====== Task input ======

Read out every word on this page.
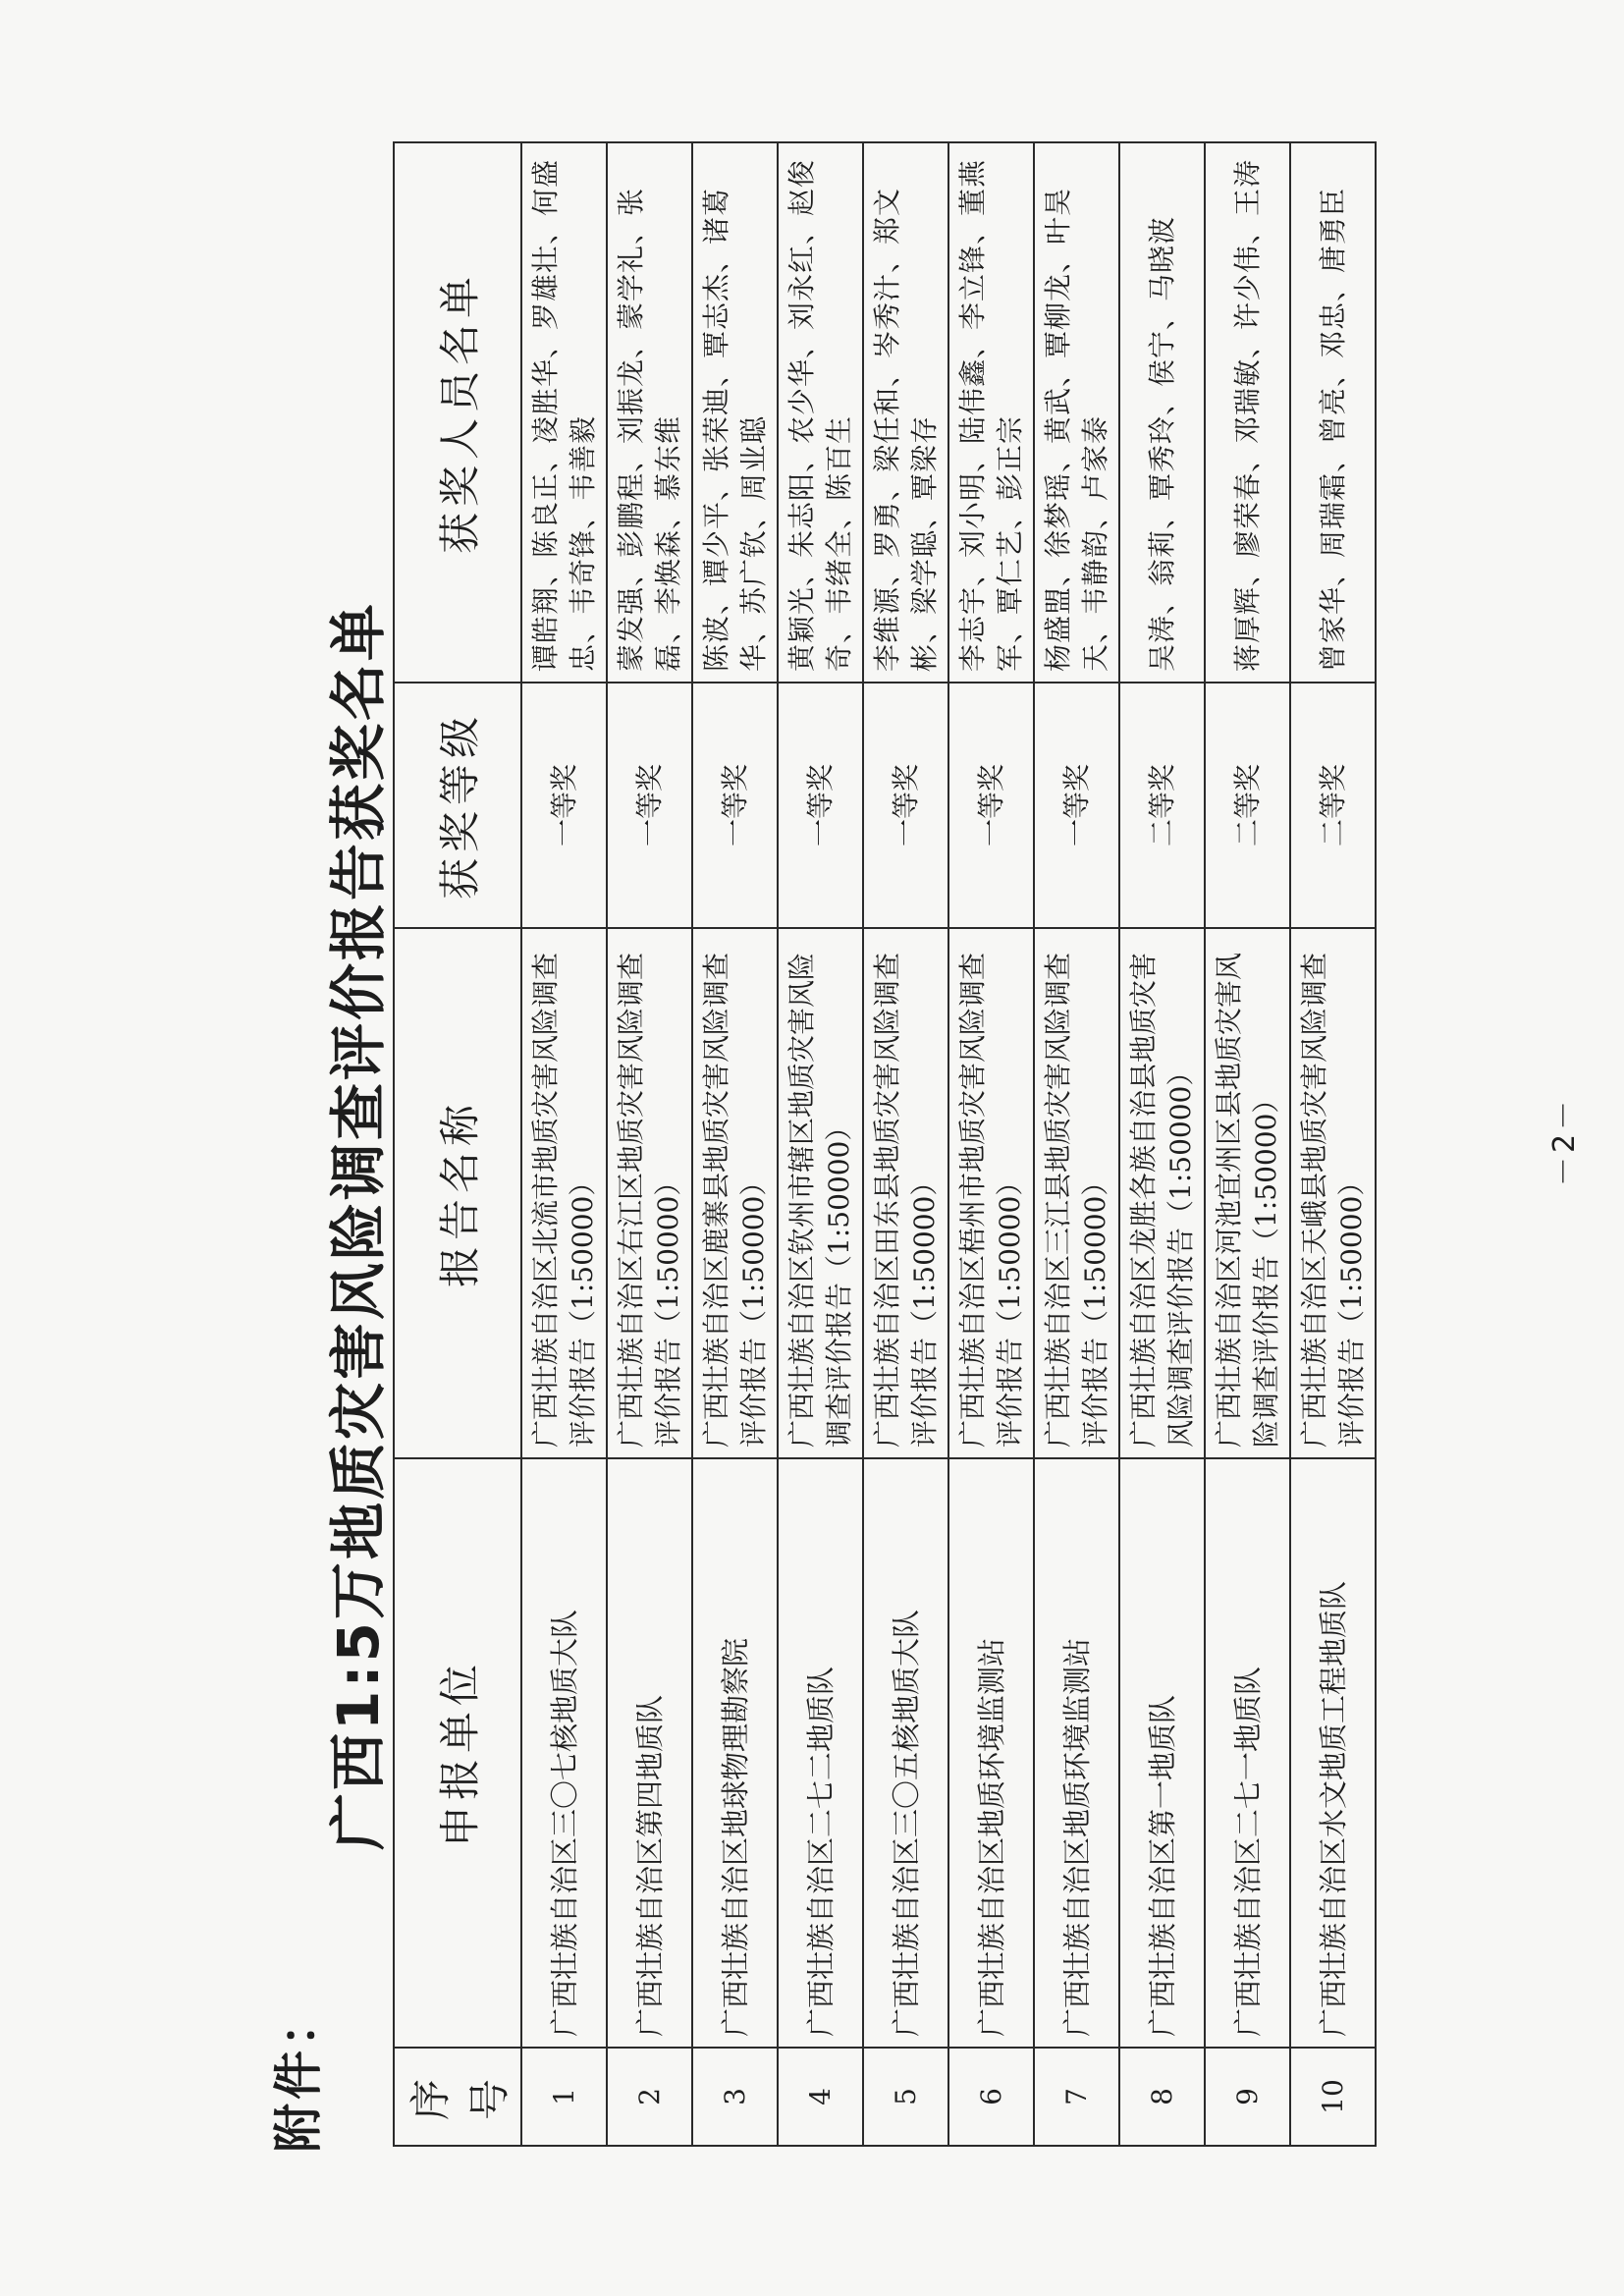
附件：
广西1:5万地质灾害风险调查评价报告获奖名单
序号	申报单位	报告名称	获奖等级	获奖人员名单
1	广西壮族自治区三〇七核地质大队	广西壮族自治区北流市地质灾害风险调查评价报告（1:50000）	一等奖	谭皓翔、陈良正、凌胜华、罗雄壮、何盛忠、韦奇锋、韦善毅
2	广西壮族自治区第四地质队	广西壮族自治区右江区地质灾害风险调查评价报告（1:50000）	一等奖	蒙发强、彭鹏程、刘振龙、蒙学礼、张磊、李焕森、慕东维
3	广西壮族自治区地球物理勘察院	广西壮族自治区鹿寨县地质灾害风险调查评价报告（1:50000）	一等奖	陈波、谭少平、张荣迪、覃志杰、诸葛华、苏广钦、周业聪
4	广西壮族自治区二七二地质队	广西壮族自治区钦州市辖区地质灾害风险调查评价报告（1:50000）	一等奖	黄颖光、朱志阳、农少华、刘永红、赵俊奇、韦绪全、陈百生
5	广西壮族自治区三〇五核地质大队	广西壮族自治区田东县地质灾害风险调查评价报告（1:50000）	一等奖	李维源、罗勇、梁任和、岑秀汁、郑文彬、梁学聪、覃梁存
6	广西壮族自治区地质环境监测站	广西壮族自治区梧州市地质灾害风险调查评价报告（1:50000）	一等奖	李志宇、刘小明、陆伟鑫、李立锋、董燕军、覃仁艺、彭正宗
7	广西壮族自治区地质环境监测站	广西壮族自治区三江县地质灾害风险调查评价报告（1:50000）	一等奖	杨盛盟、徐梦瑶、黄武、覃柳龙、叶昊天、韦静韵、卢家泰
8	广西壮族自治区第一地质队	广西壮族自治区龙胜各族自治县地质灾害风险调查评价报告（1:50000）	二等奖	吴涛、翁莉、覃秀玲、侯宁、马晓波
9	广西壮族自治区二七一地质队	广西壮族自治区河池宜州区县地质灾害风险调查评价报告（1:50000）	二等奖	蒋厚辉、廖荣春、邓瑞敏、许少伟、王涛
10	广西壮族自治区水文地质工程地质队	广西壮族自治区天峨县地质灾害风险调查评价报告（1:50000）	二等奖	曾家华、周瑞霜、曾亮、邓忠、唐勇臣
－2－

======
====== Task input ======

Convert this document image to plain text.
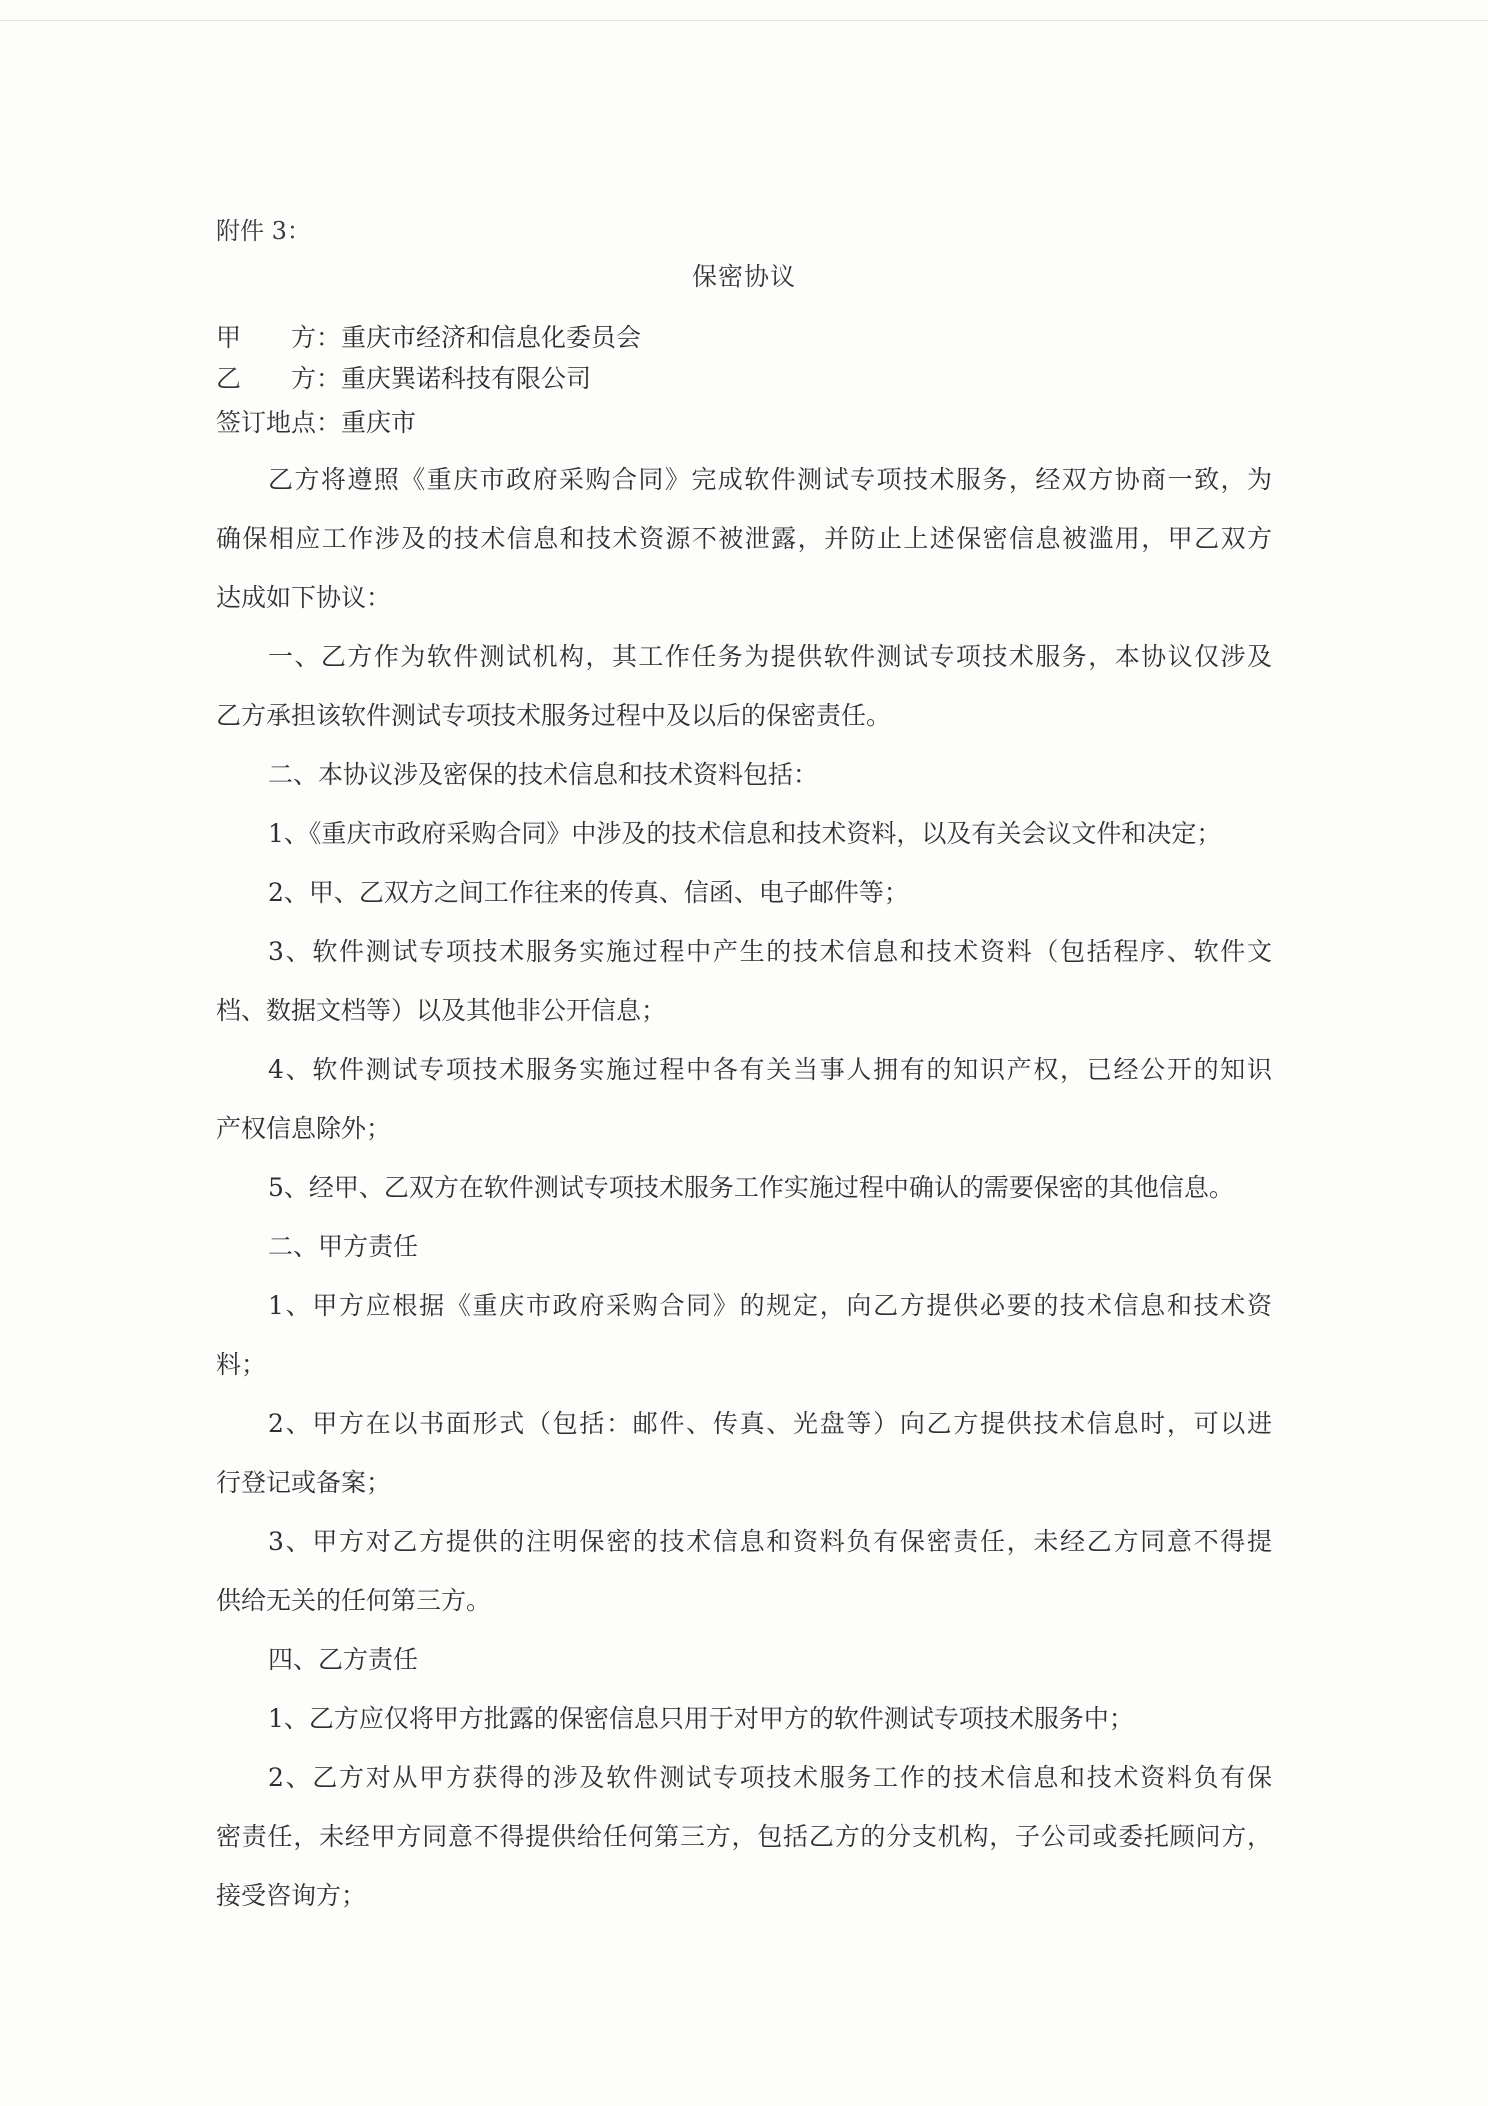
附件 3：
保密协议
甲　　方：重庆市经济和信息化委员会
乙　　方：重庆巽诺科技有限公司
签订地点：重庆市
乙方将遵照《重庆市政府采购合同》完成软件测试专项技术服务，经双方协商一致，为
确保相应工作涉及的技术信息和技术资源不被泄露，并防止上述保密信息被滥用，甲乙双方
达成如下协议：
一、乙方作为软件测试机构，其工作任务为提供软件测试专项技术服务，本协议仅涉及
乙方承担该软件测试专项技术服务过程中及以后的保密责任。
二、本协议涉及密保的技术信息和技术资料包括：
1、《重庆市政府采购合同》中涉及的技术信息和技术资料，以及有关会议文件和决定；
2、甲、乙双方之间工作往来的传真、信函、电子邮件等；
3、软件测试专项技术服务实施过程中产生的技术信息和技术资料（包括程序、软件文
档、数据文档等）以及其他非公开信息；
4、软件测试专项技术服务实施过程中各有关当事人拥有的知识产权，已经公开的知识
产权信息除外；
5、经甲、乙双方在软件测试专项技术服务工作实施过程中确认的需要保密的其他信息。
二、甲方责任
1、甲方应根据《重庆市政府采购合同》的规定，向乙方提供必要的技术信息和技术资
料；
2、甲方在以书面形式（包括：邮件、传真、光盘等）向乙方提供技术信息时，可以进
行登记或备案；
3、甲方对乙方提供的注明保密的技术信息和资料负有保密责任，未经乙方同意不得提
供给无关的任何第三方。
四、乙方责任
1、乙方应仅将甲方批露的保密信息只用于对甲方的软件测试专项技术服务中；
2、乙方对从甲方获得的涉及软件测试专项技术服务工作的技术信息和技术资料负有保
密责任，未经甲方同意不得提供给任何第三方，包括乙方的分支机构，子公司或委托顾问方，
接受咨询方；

======
====== Task input ======

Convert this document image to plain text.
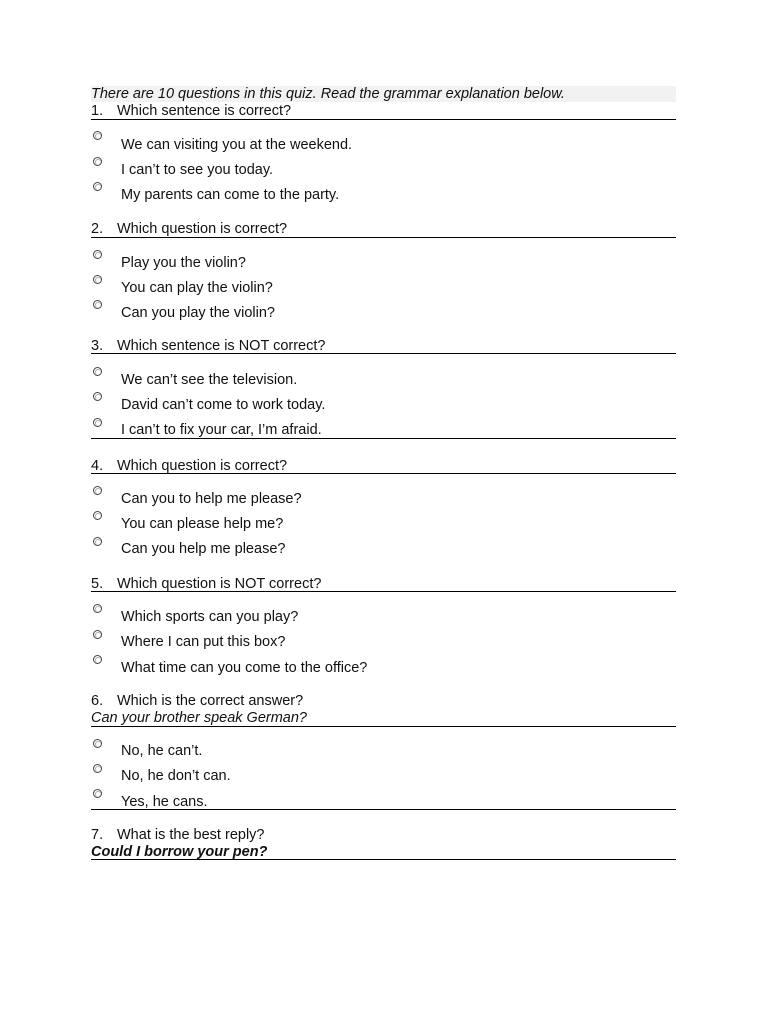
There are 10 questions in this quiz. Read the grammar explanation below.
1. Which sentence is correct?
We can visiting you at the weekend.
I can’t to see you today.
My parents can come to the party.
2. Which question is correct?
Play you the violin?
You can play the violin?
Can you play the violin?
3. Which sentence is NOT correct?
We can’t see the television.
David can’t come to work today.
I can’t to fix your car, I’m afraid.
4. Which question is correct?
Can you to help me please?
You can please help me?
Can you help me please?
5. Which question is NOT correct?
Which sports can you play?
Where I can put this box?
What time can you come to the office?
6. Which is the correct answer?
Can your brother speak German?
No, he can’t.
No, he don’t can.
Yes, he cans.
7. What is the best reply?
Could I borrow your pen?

======

» Objective
Count how many lines above carry the word "What". Only the number is required.

» Problem solution
2